**PROVIDED DATA:**
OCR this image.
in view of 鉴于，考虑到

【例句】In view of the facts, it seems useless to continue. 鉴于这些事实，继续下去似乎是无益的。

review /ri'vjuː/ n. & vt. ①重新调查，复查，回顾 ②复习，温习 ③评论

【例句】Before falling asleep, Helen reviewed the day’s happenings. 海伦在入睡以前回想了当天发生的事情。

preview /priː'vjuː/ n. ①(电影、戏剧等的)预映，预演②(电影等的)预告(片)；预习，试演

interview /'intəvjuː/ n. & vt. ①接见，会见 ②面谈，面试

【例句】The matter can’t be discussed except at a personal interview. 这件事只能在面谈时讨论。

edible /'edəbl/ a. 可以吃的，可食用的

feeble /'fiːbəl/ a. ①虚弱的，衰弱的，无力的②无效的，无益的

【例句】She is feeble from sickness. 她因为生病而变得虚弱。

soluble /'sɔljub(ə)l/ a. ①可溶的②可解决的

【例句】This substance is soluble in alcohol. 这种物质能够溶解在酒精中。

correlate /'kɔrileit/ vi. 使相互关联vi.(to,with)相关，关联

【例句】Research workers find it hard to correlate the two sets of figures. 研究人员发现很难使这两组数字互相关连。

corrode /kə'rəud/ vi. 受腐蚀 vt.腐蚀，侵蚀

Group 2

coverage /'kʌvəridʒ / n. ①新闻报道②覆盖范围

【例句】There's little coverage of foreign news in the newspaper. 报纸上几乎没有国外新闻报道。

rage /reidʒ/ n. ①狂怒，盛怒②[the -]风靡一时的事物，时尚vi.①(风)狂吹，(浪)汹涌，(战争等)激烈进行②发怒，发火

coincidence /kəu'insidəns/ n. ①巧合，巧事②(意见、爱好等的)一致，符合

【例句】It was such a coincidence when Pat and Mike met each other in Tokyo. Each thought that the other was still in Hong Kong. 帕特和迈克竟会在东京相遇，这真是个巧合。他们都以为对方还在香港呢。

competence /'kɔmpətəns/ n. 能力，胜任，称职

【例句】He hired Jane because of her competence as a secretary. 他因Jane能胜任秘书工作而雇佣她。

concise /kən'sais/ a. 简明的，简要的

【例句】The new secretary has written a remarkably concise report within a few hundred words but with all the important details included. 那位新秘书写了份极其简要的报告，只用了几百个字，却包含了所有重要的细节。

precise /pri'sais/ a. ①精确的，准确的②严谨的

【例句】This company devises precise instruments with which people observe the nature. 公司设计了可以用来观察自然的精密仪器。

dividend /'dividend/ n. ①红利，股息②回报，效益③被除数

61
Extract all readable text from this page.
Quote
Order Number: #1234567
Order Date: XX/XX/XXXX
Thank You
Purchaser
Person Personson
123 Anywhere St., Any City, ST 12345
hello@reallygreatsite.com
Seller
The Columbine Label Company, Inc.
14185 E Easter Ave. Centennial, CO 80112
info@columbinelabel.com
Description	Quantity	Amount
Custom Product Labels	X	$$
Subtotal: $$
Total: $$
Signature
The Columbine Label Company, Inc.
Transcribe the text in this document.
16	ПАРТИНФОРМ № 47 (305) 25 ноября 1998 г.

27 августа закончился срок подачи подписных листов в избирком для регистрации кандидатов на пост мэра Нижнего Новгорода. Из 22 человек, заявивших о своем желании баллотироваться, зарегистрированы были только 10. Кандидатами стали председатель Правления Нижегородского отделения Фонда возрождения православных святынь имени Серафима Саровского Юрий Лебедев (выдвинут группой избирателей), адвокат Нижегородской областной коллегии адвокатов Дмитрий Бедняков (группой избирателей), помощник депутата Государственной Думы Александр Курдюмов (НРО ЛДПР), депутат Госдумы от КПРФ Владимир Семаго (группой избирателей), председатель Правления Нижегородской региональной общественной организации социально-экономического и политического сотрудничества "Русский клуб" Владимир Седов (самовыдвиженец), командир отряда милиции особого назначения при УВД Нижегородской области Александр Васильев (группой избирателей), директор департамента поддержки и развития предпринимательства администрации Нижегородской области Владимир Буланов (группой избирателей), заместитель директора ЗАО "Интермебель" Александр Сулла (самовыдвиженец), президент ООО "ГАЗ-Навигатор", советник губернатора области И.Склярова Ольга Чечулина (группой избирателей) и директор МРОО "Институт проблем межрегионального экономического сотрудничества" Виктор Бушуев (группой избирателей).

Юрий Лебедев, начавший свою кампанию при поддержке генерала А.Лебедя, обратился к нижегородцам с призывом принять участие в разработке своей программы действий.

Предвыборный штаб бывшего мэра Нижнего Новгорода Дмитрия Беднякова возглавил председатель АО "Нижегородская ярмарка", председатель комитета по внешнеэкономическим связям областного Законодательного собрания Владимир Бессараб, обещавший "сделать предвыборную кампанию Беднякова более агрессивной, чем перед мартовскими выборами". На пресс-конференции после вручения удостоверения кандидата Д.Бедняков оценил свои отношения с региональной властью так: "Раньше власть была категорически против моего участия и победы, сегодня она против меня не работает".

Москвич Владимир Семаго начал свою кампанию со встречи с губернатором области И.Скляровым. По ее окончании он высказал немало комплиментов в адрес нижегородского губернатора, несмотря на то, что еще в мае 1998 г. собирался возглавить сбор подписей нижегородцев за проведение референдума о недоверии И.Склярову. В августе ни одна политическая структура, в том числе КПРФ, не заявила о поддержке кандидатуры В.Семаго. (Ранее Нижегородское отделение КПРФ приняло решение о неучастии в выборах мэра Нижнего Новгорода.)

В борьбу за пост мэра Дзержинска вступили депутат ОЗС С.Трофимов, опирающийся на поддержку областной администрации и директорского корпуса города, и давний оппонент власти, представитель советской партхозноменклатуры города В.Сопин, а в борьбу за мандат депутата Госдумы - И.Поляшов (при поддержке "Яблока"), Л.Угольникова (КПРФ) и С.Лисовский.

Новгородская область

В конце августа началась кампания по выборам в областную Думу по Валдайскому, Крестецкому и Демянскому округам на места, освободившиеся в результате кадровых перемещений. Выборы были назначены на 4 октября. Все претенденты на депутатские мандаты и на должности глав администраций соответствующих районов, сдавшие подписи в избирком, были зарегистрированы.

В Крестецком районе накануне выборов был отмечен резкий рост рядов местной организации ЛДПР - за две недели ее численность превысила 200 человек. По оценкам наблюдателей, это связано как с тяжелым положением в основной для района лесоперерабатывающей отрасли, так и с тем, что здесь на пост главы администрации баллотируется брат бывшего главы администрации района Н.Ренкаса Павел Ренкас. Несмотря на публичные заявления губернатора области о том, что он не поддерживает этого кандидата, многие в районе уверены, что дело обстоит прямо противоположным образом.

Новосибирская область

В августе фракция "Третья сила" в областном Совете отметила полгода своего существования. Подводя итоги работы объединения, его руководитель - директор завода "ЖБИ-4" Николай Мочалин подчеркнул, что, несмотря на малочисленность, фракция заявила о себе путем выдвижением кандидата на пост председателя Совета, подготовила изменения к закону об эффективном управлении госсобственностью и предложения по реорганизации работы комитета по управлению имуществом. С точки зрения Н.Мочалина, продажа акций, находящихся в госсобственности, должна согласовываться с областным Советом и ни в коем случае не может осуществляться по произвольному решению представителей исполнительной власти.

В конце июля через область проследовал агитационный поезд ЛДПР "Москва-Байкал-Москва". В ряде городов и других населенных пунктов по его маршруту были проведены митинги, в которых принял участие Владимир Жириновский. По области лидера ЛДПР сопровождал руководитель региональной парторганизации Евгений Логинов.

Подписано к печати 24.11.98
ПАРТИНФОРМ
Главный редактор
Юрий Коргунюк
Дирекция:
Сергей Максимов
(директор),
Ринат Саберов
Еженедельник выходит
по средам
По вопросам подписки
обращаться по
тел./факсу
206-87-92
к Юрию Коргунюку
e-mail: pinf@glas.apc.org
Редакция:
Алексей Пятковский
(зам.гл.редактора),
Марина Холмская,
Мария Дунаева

**THE TASK:** Answer with one number: how many lines of the entries above include the word "from".

**SOLVED PROBLEM:** 2